Instruction: Every entry must be repeated exactly. Exclude all pictures.

Listed entries:
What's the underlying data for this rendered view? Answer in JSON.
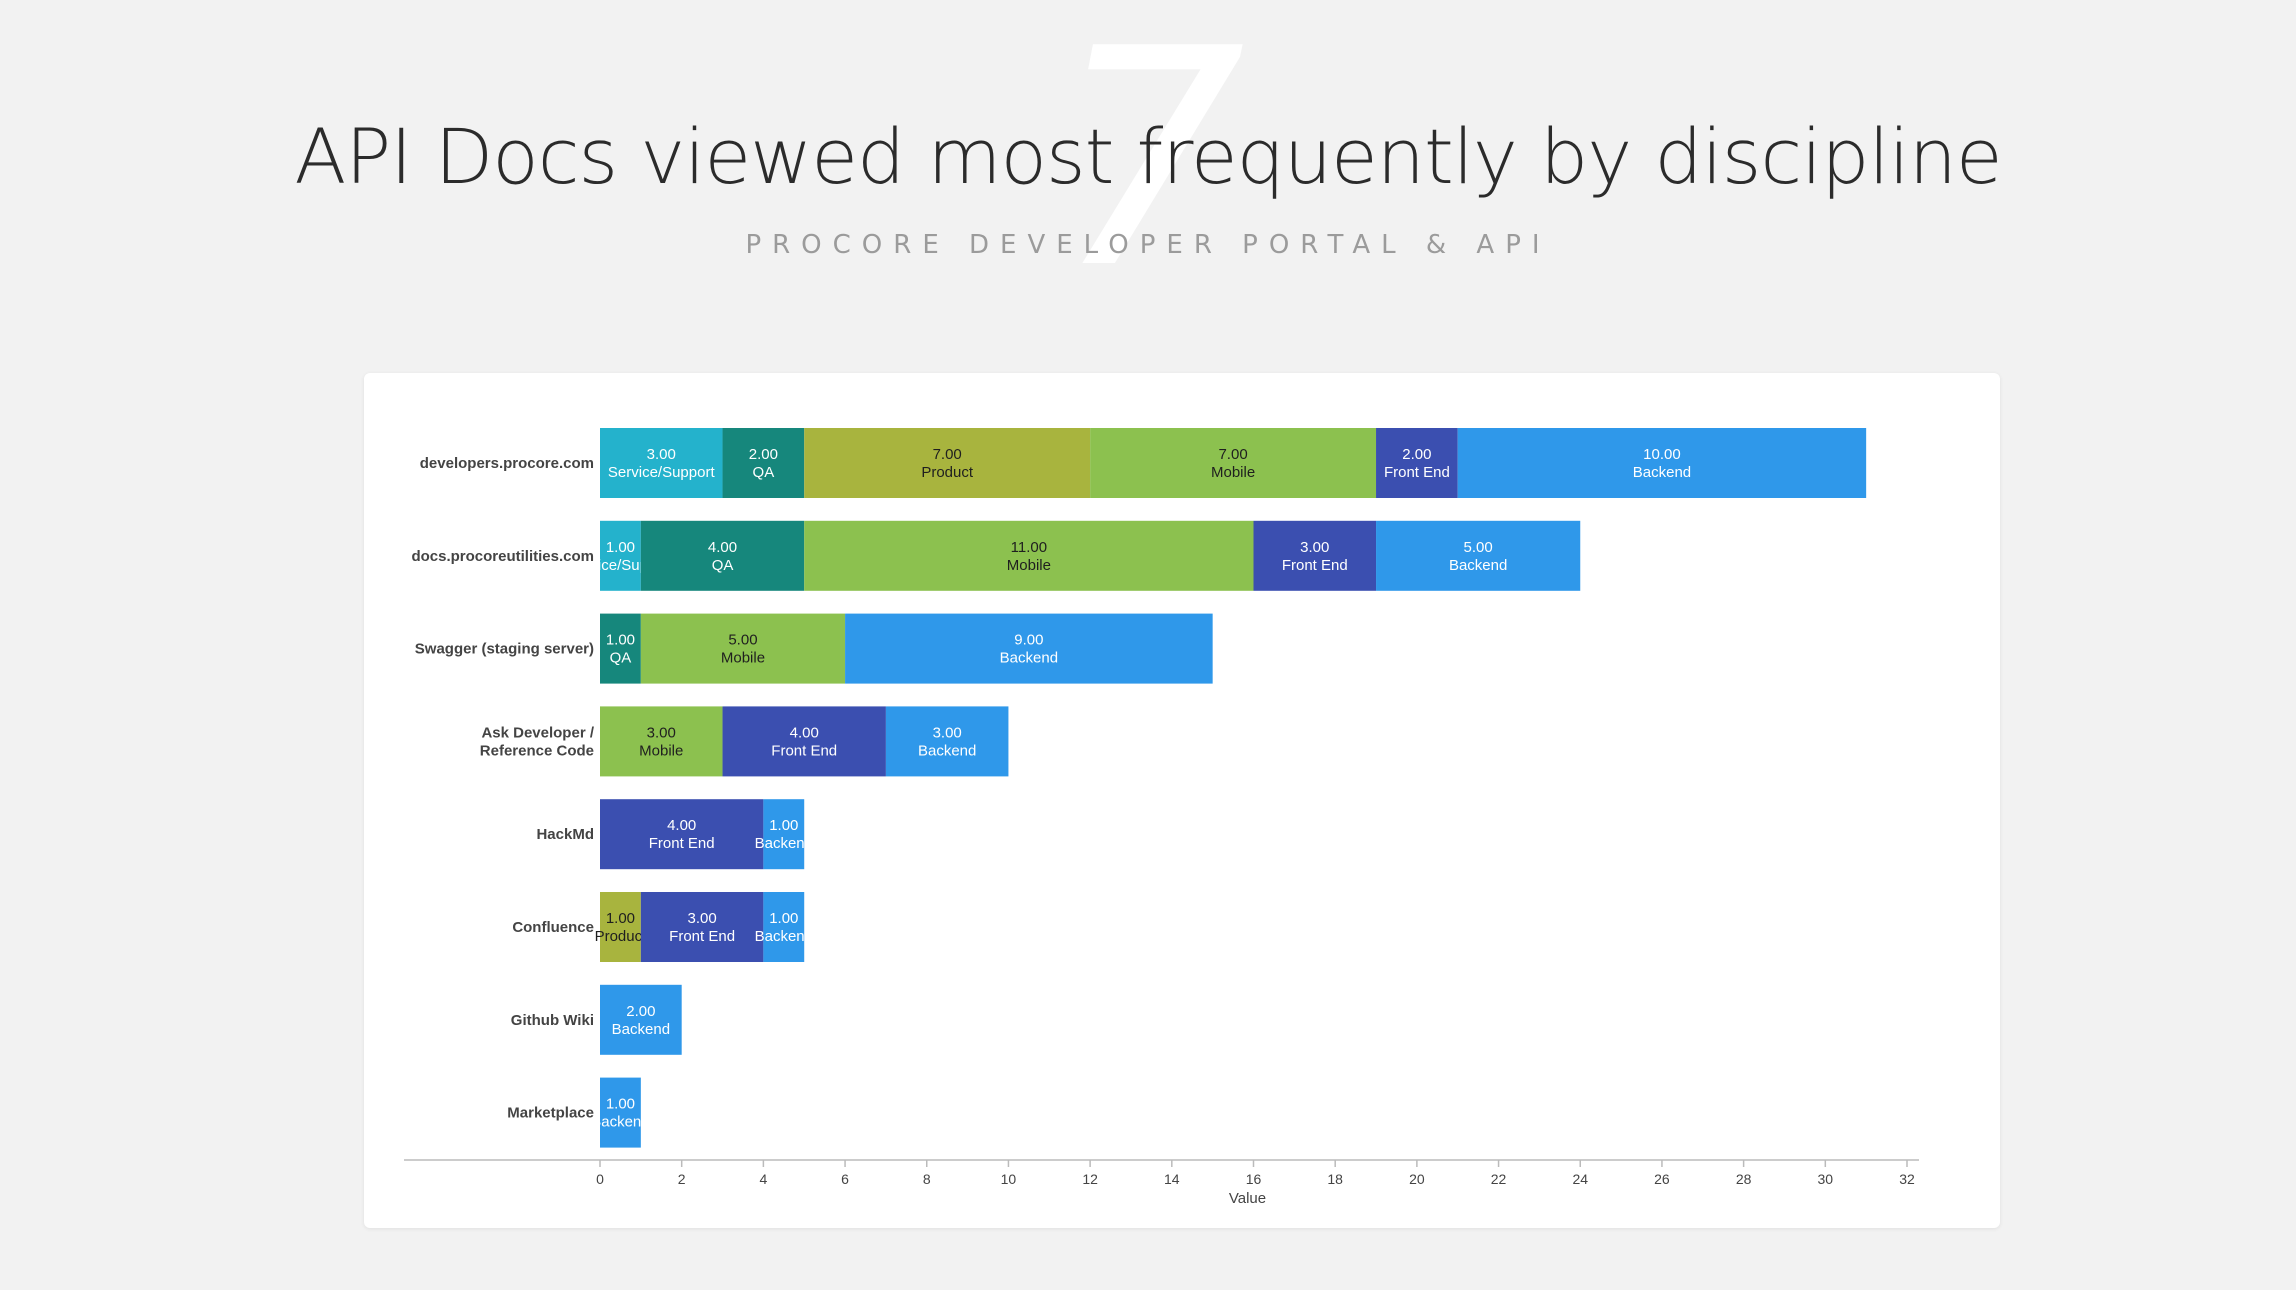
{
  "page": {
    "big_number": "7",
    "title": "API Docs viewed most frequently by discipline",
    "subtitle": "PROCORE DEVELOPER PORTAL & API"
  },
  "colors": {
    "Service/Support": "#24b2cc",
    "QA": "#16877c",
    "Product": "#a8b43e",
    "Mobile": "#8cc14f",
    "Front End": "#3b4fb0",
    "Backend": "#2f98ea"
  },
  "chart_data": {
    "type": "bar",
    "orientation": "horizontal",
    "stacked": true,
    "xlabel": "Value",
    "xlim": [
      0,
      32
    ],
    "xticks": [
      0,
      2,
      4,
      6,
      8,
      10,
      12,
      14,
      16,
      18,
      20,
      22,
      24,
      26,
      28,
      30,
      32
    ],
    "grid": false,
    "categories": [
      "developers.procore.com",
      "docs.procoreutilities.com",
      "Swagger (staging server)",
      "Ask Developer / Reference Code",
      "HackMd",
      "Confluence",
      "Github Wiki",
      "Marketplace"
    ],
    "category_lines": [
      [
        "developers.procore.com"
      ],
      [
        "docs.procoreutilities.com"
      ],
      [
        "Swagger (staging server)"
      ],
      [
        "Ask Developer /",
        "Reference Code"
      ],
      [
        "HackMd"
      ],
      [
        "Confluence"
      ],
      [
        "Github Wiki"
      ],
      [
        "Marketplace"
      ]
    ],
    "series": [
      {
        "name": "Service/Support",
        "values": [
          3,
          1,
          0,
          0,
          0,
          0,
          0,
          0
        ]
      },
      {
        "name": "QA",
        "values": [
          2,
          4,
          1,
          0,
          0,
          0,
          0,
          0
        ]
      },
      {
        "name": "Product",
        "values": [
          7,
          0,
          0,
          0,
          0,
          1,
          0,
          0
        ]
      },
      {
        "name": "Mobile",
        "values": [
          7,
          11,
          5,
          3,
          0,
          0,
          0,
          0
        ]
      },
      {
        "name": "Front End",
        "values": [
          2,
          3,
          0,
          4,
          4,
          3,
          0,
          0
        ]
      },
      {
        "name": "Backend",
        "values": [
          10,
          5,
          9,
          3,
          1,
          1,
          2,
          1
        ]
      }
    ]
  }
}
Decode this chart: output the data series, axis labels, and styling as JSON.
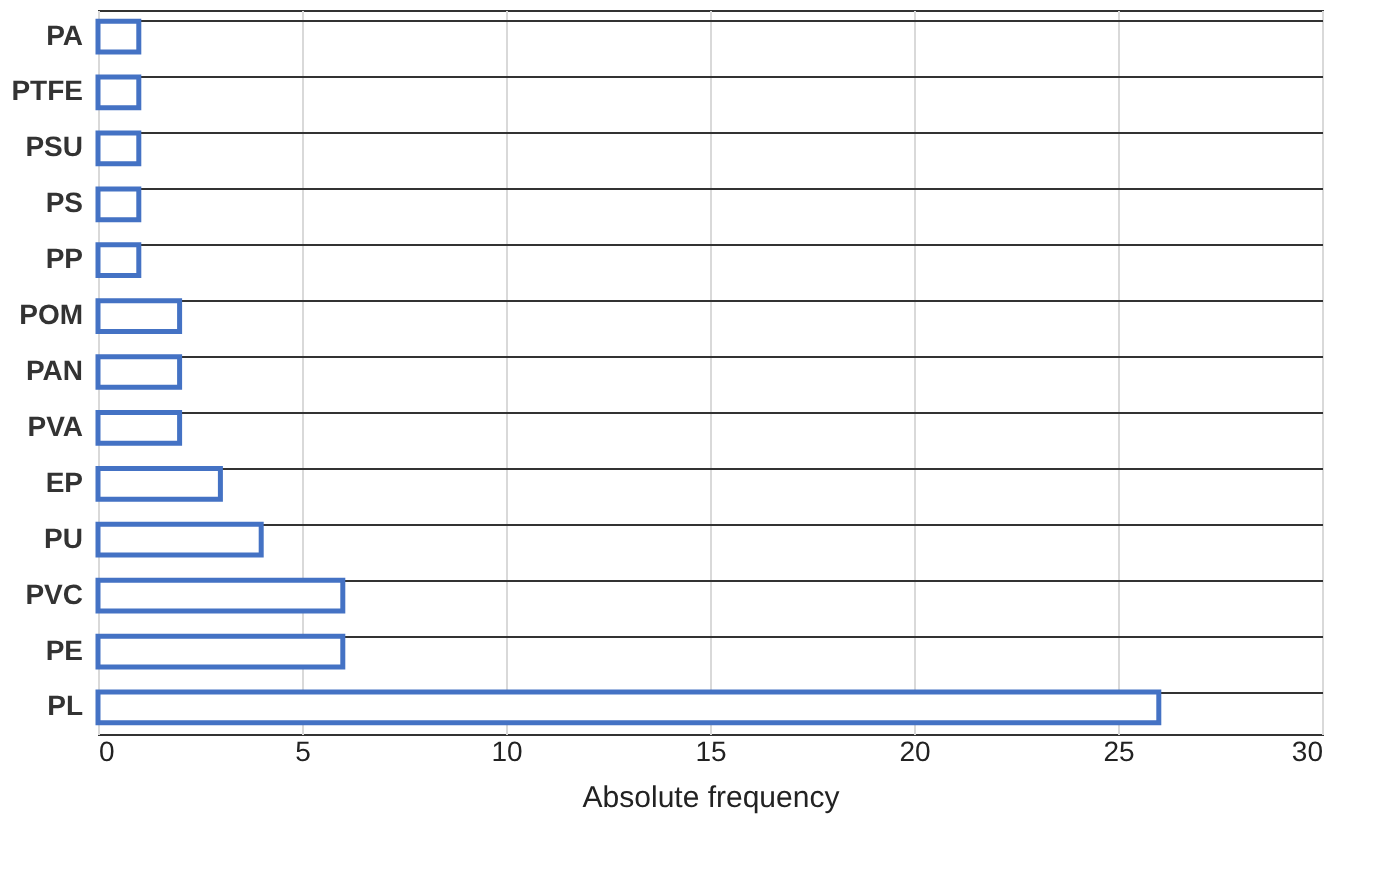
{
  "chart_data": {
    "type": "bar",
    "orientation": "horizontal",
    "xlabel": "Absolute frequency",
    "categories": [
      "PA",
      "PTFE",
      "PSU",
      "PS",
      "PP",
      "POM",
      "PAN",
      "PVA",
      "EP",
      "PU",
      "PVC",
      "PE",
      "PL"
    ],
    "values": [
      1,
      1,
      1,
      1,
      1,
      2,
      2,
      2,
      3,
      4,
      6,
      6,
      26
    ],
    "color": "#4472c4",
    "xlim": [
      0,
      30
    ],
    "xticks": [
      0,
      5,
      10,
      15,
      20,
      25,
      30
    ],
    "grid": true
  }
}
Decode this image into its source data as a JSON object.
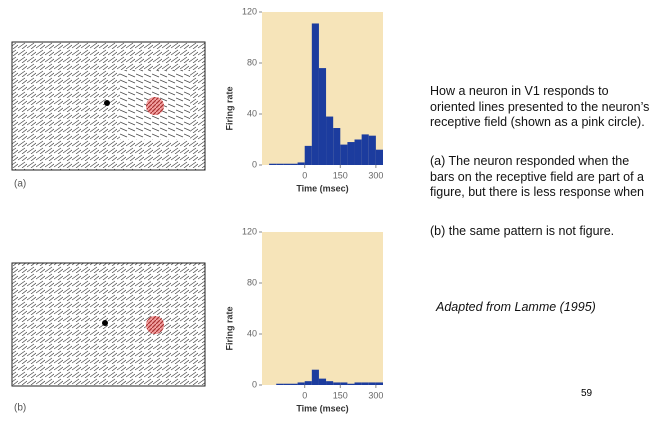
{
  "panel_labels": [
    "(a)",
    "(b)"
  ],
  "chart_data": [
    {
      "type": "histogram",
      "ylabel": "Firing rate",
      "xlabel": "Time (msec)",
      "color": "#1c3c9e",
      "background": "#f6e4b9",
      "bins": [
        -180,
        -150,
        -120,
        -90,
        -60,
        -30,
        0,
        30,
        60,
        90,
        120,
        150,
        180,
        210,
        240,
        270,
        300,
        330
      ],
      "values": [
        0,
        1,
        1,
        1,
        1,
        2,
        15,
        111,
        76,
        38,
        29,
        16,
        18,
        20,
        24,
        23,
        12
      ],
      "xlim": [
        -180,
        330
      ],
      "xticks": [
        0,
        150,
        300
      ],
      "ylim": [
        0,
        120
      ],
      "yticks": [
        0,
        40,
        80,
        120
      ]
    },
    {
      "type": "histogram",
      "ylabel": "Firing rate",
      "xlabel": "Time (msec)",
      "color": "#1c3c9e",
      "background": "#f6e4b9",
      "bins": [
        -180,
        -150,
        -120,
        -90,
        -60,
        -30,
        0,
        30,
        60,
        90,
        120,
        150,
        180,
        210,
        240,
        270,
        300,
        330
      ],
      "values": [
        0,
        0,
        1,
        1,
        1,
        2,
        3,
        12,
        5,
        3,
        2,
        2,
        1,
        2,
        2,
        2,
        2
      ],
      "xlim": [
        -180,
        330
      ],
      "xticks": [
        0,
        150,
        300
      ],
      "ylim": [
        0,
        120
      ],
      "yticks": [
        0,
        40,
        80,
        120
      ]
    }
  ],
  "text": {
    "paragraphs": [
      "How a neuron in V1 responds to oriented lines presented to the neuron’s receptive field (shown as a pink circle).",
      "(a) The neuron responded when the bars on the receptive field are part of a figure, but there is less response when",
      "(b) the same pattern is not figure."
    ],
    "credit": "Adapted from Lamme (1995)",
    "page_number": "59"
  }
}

Correct answer:
What's the underlying data for this rendered view? Answer in JSON.
{
  "page": {
    "big_number": "7",
    "title": "API Docs viewed most frequently by discipline",
    "subtitle": "PROCORE DEVELOPER PORTAL & API"
  },
  "colors": {
    "Service/Support": "#24b2cc",
    "QA": "#16877c",
    "Product": "#a8b43e",
    "Mobile": "#8cc14f",
    "Front End": "#3b4fb0",
    "Backend": "#2f98ea"
  },
  "chart_data": {
    "type": "bar",
    "orientation": "horizontal",
    "stacked": true,
    "xlabel": "Value",
    "xlim": [
      0,
      32
    ],
    "xticks": [
      0,
      2,
      4,
      6,
      8,
      10,
      12,
      14,
      16,
      18,
      20,
      22,
      24,
      26,
      28,
      30,
      32
    ],
    "grid": false,
    "categories": [
      "developers.procore.com",
      "docs.procoreutilities.com",
      "Swagger (staging server)",
      "Ask Developer / Reference Code",
      "HackMd",
      "Confluence",
      "Github Wiki",
      "Marketplace"
    ],
    "category_lines": [
      [
        "developers.procore.com"
      ],
      [
        "docs.procoreutilities.com"
      ],
      [
        "Swagger (staging server)"
      ],
      [
        "Ask Developer /",
        "Reference Code"
      ],
      [
        "HackMd"
      ],
      [
        "Confluence"
      ],
      [
        "Github Wiki"
      ],
      [
        "Marketplace"
      ]
    ],
    "series": [
      {
        "name": "Service/Support",
        "values": [
          3,
          1,
          0,
          0,
          0,
          0,
          0,
          0
        ]
      },
      {
        "name": "QA",
        "values": [
          2,
          4,
          1,
          0,
          0,
          0,
          0,
          0
        ]
      },
      {
        "name": "Product",
        "values": [
          7,
          0,
          0,
          0,
          0,
          1,
          0,
          0
        ]
      },
      {
        "name": "Mobile",
        "values": [
          7,
          11,
          5,
          3,
          0,
          0,
          0,
          0
        ]
      },
      {
        "name": "Front End",
        "values": [
          2,
          3,
          0,
          4,
          4,
          3,
          0,
          0
        ]
      },
      {
        "name": "Backend",
        "values": [
          10,
          5,
          9,
          3,
          1,
          1,
          2,
          1
        ]
      }
    ]
  }
}
Decode this chart: output the data series, axis labels, and styling as JSON.
{
  "chart_data": {
    "type": "bar",
    "orientation": "horizontal",
    "xlabel": "Absolute frequency",
    "categories": [
      "PA",
      "PTFE",
      "PSU",
      "PS",
      "PP",
      "POM",
      "PAN",
      "PVA",
      "EP",
      "PU",
      "PVC",
      "PE",
      "PL"
    ],
    "values": [
      1,
      1,
      1,
      1,
      1,
      2,
      2,
      2,
      3,
      4,
      6,
      6,
      26
    ],
    "color": "#4472c4",
    "xlim": [
      0,
      30
    ],
    "xticks": [
      0,
      5,
      10,
      15,
      20,
      25,
      30
    ],
    "grid": true
  }
}
Decode this image into its source data as a JSON object.
{
  "panel_labels": [
    "(a)",
    "(b)"
  ],
  "chart_data": [
    {
      "type": "histogram",
      "ylabel": "Firing rate",
      "xlabel": "Time (msec)",
      "color": "#1c3c9e",
      "background": "#f6e4b9",
      "bins": [
        -180,
        -150,
        -120,
        -90,
        -60,
        -30,
        0,
        30,
        60,
        90,
        120,
        150,
        180,
        210,
        240,
        270,
        300,
        330
      ],
      "values": [
        0,
        1,
        1,
        1,
        1,
        2,
        15,
        111,
        76,
        38,
        29,
        16,
        18,
        20,
        24,
        23,
        12
      ],
      "xlim": [
        -180,
        330
      ],
      "xticks": [
        0,
        150,
        300
      ],
      "ylim": [
        0,
        120
      ],
      "yticks": [
        0,
        40,
        80,
        120
      ]
    },
    {
      "type": "histogram",
      "ylabel": "Firing rate",
      "xlabel": "Time (msec)",
      "color": "#1c3c9e",
      "background": "#f6e4b9",
      "bins": [
        -180,
        -150,
        -120,
        -90,
        -60,
        -30,
        0,
        30,
        60,
        90,
        120,
        150,
        180,
        210,
        240,
        270,
        300,
        330
      ],
      "values": [
        0,
        0,
        1,
        1,
        1,
        2,
        3,
        12,
        5,
        3,
        2,
        2,
        1,
        2,
        2,
        2,
        2
      ],
      "xlim": [
        -180,
        330
      ],
      "xticks": [
        0,
        150,
        300
      ],
      "ylim": [
        0,
        120
      ],
      "yticks": [
        0,
        40,
        80,
        120
      ]
    }
  ],
  "text": {
    "paragraphs": [
      "How a neuron in V1 responds to oriented lines presented to the neuron’s receptive field (shown as a pink circle).",
      "(a) The neuron responded when the bars on the receptive field are part of a figure, but there is less response when",
      "(b) the same pattern is not figure."
    ],
    "credit": "Adapted from Lamme (1995)",
    "page_number": "59"
  }
}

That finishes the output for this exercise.